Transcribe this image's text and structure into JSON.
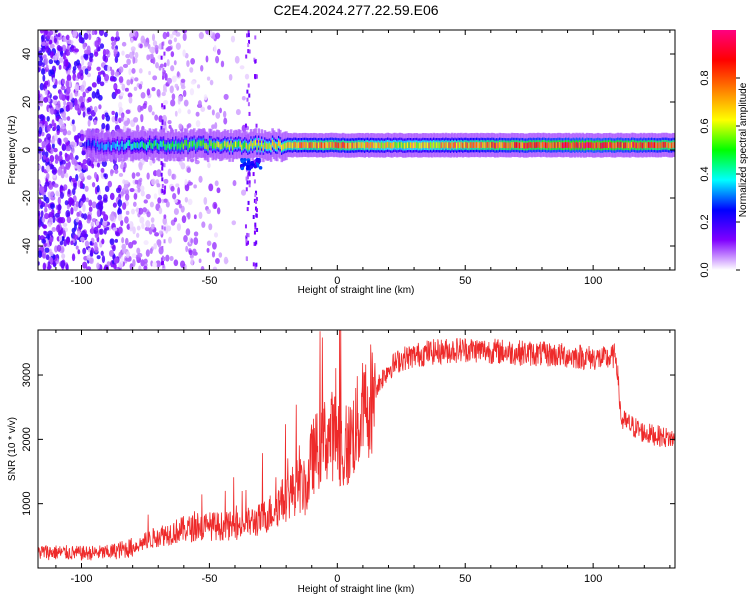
{
  "figure": {
    "title": "C2E4.2024.277.22.59.E06"
  },
  "chart_data": [
    {
      "type": "heatmap",
      "xlabel": "Height of straight line (km)",
      "ylabel": "Frequency (Hz)",
      "xlim": [
        -117,
        132
      ],
      "ylim": [
        -50,
        50
      ],
      "xticks": [
        -100,
        -50,
        0,
        50,
        100
      ],
      "yticks": [
        -40,
        -20,
        0,
        20,
        40
      ],
      "colorbar": {
        "label": "Normalized spectral amplitude",
        "range": [
          0,
          1
        ],
        "ticks": [
          0.0,
          0.2,
          0.4,
          0.6,
          0.8
        ],
        "colormap": [
          "#ffffff",
          "#8000ff",
          "#0000ff",
          "#00ffff",
          "#00ff00",
          "#ffff00",
          "#ff8000",
          "#ff0000",
          "#ff0080"
        ]
      },
      "ridge": {
        "frequency_hz": 2,
        "x_start_km": -98,
        "points": [
          {
            "x": -98,
            "amp": 0.25
          },
          {
            "x": -80,
            "amp": 0.4
          },
          {
            "x": -60,
            "amp": 0.5
          },
          {
            "x": -45,
            "amp": 0.55
          },
          {
            "x": -30,
            "amp": 0.6
          },
          {
            "x": -15,
            "amp": 0.7
          },
          {
            "x": 0,
            "amp": 0.75
          },
          {
            "x": 25,
            "amp": 0.6
          },
          {
            "x": 60,
            "amp": 0.75
          },
          {
            "x": 100,
            "amp": 0.85
          },
          {
            "x": 132,
            "amp": 0.75
          }
        ]
      }
    },
    {
      "type": "line",
      "xlabel": "Height of straight line (km)",
      "ylabel": "SNR (10 * v/v)",
      "xlim": [
        -117,
        132
      ],
      "ylim": [
        0,
        3700
      ],
      "xticks": [
        -100,
        -50,
        0,
        50,
        100
      ],
      "yticks": [
        1000,
        2000,
        3000
      ],
      "color": "#ee2a2a",
      "series": [
        {
          "points": [
            {
              "x": -117,
              "y": 250
            },
            {
              "x": -100,
              "y": 230
            },
            {
              "x": -90,
              "y": 240
            },
            {
              "x": -80,
              "y": 320
            },
            {
              "x": -70,
              "y": 500
            },
            {
              "x": -60,
              "y": 600
            },
            {
              "x": -50,
              "y": 650
            },
            {
              "x": -40,
              "y": 650
            },
            {
              "x": -30,
              "y": 750
            },
            {
              "x": -25,
              "y": 900
            },
            {
              "x": -20,
              "y": 1100
            },
            {
              "x": -15,
              "y": 1300
            },
            {
              "x": -12,
              "y": 1200
            },
            {
              "x": -10,
              "y": 1700
            },
            {
              "x": -5,
              "y": 2000
            },
            {
              "x": 0,
              "y": 2100
            },
            {
              "x": 3,
              "y": 1700
            },
            {
              "x": 5,
              "y": 2000
            },
            {
              "x": 10,
              "y": 2400
            },
            {
              "x": 15,
              "y": 2800
            },
            {
              "x": 20,
              "y": 3100
            },
            {
              "x": 25,
              "y": 3250
            },
            {
              "x": 35,
              "y": 3350
            },
            {
              "x": 50,
              "y": 3400
            },
            {
              "x": 70,
              "y": 3350
            },
            {
              "x": 90,
              "y": 3300
            },
            {
              "x": 105,
              "y": 3250
            },
            {
              "x": 109,
              "y": 3300
            },
            {
              "x": 111,
              "y": 2300
            },
            {
              "x": 120,
              "y": 2100
            },
            {
              "x": 132,
              "y": 2000
            }
          ]
        }
      ]
    }
  ]
}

──────

Exclude all images and restate the records above word for word.

Correct result:
Transcribe this image's text and structure into JSON.
{
  "figure": {
    "title": "C2E4.2024.277.22.59.E06"
  },
  "chart_data": [
    {
      "type": "heatmap",
      "xlabel": "Height of straight line (km)",
      "ylabel": "Frequency (Hz)",
      "xlim": [
        -117,
        132
      ],
      "ylim": [
        -50,
        50
      ],
      "xticks": [
        -100,
        -50,
        0,
        50,
        100
      ],
      "yticks": [
        -40,
        -20,
        0,
        20,
        40
      ],
      "colorbar": {
        "label": "Normalized spectral amplitude",
        "range": [
          0,
          1
        ],
        "ticks": [
          0.0,
          0.2,
          0.4,
          0.6,
          0.8
        ],
        "colormap": [
          "#ffffff",
          "#8000ff",
          "#0000ff",
          "#00ffff",
          "#00ff00",
          "#ffff00",
          "#ff8000",
          "#ff0000",
          "#ff0080"
        ]
      },
      "ridge": {
        "frequency_hz": 2,
        "x_start_km": -98,
        "points": [
          {
            "x": -98,
            "amp": 0.25
          },
          {
            "x": -80,
            "amp": 0.4
          },
          {
            "x": -60,
            "amp": 0.5
          },
          {
            "x": -45,
            "amp": 0.55
          },
          {
            "x": -30,
            "amp": 0.6
          },
          {
            "x": -15,
            "amp": 0.7
          },
          {
            "x": 0,
            "amp": 0.75
          },
          {
            "x": 25,
            "amp": 0.6
          },
          {
            "x": 60,
            "amp": 0.75
          },
          {
            "x": 100,
            "amp": 0.85
          },
          {
            "x": 132,
            "amp": 0.75
          }
        ]
      }
    },
    {
      "type": "line",
      "xlabel": "Height of straight line (km)",
      "ylabel": "SNR (10 * v/v)",
      "xlim": [
        -117,
        132
      ],
      "ylim": [
        0,
        3700
      ],
      "xticks": [
        -100,
        -50,
        0,
        50,
        100
      ],
      "yticks": [
        1000,
        2000,
        3000
      ],
      "color": "#ee2a2a",
      "series": [
        {
          "points": [
            {
              "x": -117,
              "y": 250
            },
            {
              "x": -100,
              "y": 230
            },
            {
              "x": -90,
              "y": 240
            },
            {
              "x": -80,
              "y": 320
            },
            {
              "x": -70,
              "y": 500
            },
            {
              "x": -60,
              "y": 600
            },
            {
              "x": -50,
              "y": 650
            },
            {
              "x": -40,
              "y": 650
            },
            {
              "x": -30,
              "y": 750
            },
            {
              "x": -25,
              "y": 900
            },
            {
              "x": -20,
              "y": 1100
            },
            {
              "x": -15,
              "y": 1300
            },
            {
              "x": -12,
              "y": 1200
            },
            {
              "x": -10,
              "y": 1700
            },
            {
              "x": -5,
              "y": 2000
            },
            {
              "x": 0,
              "y": 2100
            },
            {
              "x": 3,
              "y": 1700
            },
            {
              "x": 5,
              "y": 2000
            },
            {
              "x": 10,
              "y": 2400
            },
            {
              "x": 15,
              "y": 2800
            },
            {
              "x": 20,
              "y": 3100
            },
            {
              "x": 25,
              "y": 3250
            },
            {
              "x": 35,
              "y": 3350
            },
            {
              "x": 50,
              "y": 3400
            },
            {
              "x": 70,
              "y": 3350
            },
            {
              "x": 90,
              "y": 3300
            },
            {
              "x": 105,
              "y": 3250
            },
            {
              "x": 109,
              "y": 3300
            },
            {
              "x": 111,
              "y": 2300
            },
            {
              "x": 120,
              "y": 2100
            },
            {
              "x": 132,
              "y": 2000
            }
          ]
        }
      ]
    }
  ]
}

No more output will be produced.